[TASK OBJECTIVE]: Write out the listing beneath this instruction in its entirety, exactly as it reads.

[MATERIAL FOR THE TASK]:
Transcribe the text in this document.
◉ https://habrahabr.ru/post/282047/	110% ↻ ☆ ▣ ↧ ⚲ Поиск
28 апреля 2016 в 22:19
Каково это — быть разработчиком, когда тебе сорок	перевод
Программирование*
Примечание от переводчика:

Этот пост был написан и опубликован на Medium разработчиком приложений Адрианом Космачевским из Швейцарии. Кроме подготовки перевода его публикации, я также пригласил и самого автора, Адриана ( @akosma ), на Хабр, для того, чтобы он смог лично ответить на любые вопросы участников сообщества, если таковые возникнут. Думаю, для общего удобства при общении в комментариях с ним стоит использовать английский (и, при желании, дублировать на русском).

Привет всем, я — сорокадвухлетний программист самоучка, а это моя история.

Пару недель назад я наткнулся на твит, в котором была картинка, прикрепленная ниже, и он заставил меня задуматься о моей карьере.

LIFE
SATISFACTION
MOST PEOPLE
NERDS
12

[SOLUTION]:
Transcribe the text in this document.
◉ https://habrahabr.ru/post/282047/	110% ↻ ☆ ▣ ↧ ⚲ Поиск
28 апреля 2016 в 22:19
Каково это — быть разработчиком, когда тебе сорок	перевод
Программирование*
Примечание от переводчика:

Этот пост был написан и опубликован на Medium разработчиком приложений Адрианом Космачевским из Швейцарии. Кроме подготовки перевода его публикации, я также пригласил и самого автора, Адриана ( @akosma ), на Хабр, для того, чтобы он смог лично ответить на любые вопросы участников сообщества, если таковые возникнут. Думаю, для общего удобства при общении в комментариях с ним стоит использовать английский (и, при желании, дублировать на русском).

Привет всем, я — сорокадвухлетний программист самоучка, а это моя история.

Пару недель назад я наткнулся на твит, в котором была картинка, прикрепленная ниже, и он заставил меня задуматься о моей карьере.

LIFE
SATISFACTION
MOST PEOPLE
NERDS
12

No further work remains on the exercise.